The request
Your answer must consist solely of the number of lines that contain the word "name".

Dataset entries
________________________

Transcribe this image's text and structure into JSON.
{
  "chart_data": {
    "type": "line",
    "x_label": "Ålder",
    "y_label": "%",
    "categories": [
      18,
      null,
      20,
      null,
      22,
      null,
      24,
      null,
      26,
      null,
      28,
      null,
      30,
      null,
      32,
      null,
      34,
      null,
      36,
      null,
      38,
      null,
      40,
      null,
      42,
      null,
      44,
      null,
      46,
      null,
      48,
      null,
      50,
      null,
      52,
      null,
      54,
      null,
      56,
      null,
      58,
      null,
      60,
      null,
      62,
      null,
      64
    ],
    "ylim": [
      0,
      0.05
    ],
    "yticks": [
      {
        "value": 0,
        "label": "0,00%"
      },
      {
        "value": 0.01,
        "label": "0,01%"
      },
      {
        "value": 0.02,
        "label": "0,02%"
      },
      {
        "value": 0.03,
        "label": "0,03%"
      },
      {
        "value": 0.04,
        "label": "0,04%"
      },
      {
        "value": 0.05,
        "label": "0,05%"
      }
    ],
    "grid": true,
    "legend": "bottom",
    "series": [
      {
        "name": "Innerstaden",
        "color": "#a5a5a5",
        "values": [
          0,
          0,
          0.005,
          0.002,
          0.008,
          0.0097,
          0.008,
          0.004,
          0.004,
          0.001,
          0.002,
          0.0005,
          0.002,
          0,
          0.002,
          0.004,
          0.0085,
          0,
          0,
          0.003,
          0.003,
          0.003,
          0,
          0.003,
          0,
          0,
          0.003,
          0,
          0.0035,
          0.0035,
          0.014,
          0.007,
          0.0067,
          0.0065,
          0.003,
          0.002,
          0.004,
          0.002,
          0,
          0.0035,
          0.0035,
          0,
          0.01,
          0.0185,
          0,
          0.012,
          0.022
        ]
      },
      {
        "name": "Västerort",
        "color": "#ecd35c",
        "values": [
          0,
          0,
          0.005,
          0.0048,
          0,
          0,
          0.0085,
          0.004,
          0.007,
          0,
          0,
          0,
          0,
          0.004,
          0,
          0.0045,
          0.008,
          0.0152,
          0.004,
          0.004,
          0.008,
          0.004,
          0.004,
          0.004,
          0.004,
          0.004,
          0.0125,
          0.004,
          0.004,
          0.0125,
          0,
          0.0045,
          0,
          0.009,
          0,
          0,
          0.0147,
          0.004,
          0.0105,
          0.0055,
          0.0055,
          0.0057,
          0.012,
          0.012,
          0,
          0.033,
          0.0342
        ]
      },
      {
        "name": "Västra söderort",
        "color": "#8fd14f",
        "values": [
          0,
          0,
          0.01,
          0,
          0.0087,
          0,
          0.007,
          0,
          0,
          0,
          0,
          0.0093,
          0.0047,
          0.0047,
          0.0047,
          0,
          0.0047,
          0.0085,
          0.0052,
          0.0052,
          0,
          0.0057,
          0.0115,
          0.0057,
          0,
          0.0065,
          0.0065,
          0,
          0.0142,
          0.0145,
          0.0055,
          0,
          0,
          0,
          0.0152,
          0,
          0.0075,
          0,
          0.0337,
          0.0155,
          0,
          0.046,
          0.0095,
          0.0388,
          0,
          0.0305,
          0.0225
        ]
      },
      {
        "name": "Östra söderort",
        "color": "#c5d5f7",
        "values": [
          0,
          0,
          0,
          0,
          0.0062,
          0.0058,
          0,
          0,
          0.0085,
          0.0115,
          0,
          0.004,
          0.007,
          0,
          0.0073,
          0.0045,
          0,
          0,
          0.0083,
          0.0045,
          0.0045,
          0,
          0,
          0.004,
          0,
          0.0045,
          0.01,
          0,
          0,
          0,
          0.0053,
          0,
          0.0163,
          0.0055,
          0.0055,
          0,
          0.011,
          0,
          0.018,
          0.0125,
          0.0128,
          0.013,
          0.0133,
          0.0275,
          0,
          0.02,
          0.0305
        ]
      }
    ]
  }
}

________________________

Task result
4